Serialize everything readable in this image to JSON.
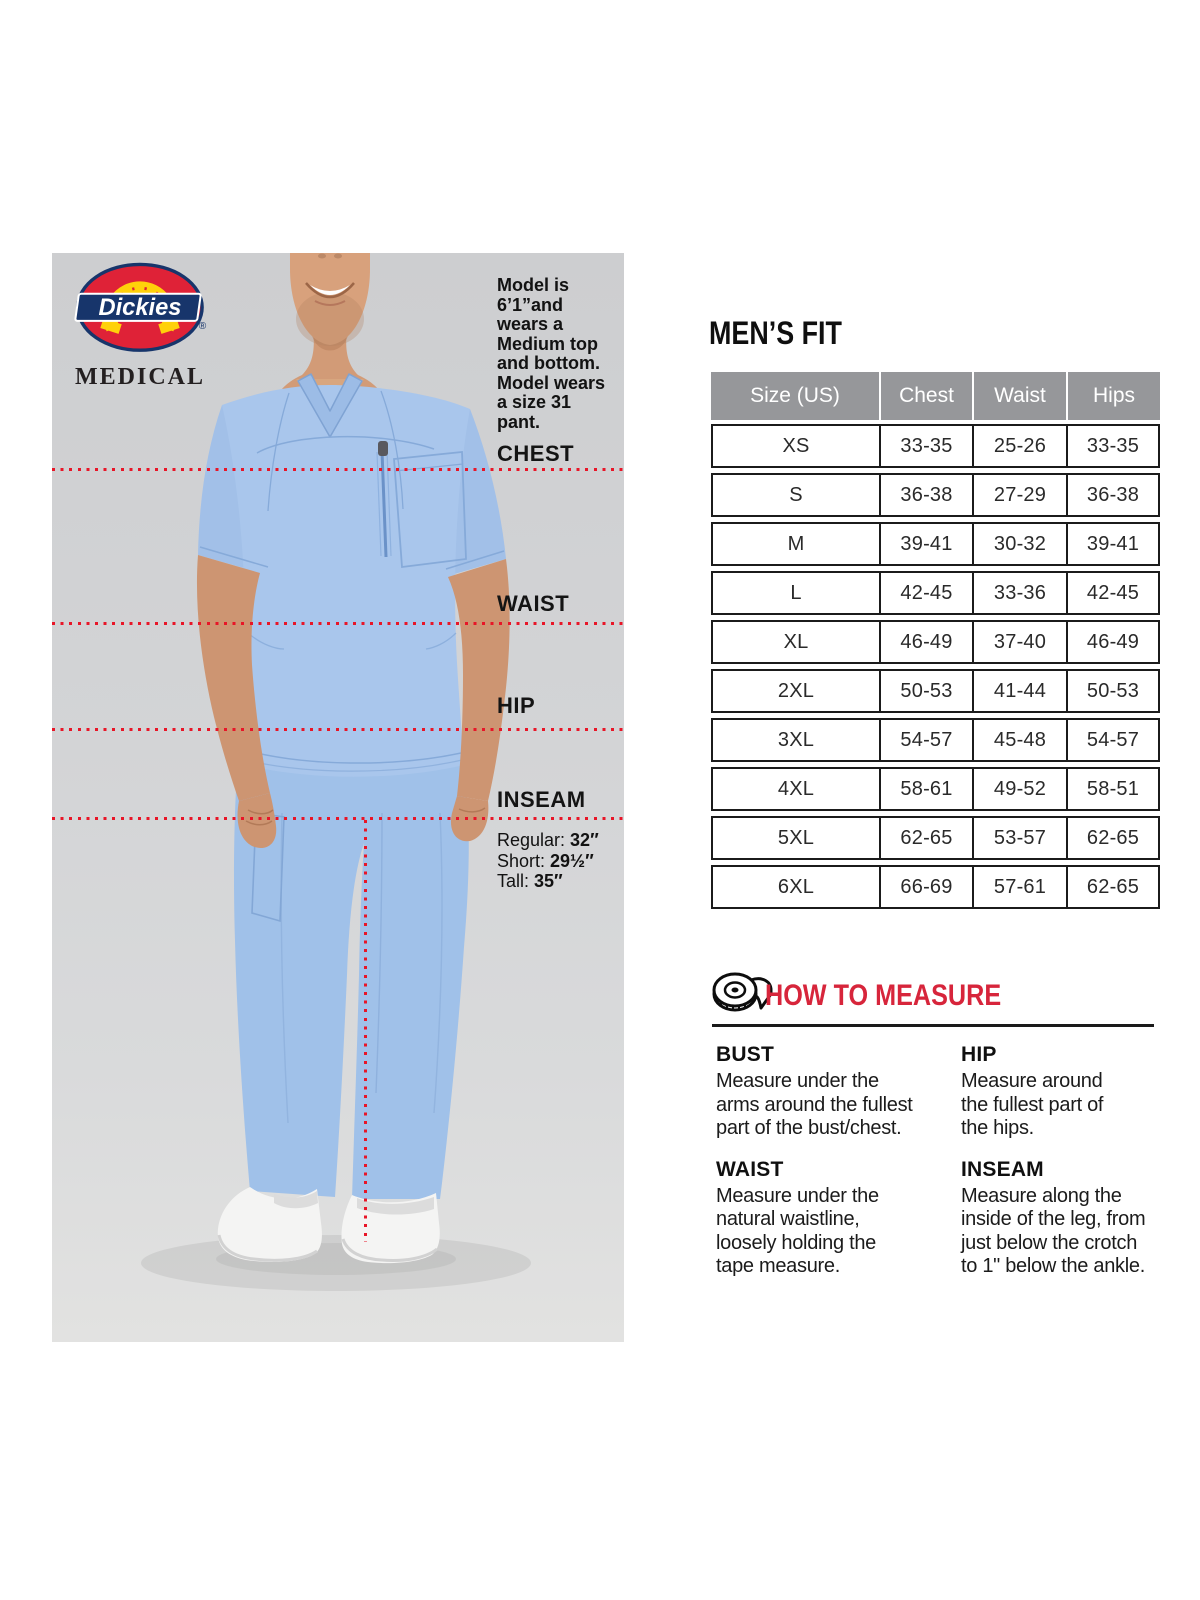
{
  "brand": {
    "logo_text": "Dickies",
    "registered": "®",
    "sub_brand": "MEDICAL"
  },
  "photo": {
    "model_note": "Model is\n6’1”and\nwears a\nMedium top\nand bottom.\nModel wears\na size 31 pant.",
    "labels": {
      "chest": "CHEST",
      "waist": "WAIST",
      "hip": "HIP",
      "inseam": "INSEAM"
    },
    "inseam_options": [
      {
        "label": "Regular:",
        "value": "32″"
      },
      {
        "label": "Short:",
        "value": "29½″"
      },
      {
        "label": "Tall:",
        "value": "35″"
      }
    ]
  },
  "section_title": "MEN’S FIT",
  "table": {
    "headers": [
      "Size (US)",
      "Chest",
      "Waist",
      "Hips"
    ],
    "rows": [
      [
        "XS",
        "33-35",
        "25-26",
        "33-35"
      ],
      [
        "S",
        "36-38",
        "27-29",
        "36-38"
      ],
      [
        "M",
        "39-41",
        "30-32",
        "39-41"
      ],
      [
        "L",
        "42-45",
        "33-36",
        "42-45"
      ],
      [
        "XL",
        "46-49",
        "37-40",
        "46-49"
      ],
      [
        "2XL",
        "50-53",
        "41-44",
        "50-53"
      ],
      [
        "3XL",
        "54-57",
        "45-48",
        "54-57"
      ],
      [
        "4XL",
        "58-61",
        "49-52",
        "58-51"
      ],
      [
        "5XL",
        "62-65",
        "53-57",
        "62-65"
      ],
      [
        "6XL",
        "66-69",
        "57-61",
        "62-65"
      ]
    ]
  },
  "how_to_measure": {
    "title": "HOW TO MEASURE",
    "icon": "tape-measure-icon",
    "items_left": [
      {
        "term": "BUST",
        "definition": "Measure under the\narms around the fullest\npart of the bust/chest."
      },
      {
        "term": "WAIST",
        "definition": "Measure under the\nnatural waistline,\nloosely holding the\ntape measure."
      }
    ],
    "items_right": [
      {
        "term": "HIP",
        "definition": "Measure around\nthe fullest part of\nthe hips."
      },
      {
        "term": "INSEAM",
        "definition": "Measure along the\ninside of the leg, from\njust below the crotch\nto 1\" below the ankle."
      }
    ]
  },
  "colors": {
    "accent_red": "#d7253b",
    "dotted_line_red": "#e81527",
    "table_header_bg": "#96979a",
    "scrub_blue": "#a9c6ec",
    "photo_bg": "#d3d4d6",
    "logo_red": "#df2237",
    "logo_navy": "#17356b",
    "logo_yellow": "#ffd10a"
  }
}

**STATED GOAL**
Give the count of lines in the listing that hold the word "fullest", with no other text.

**RIGHT ANSWER**
2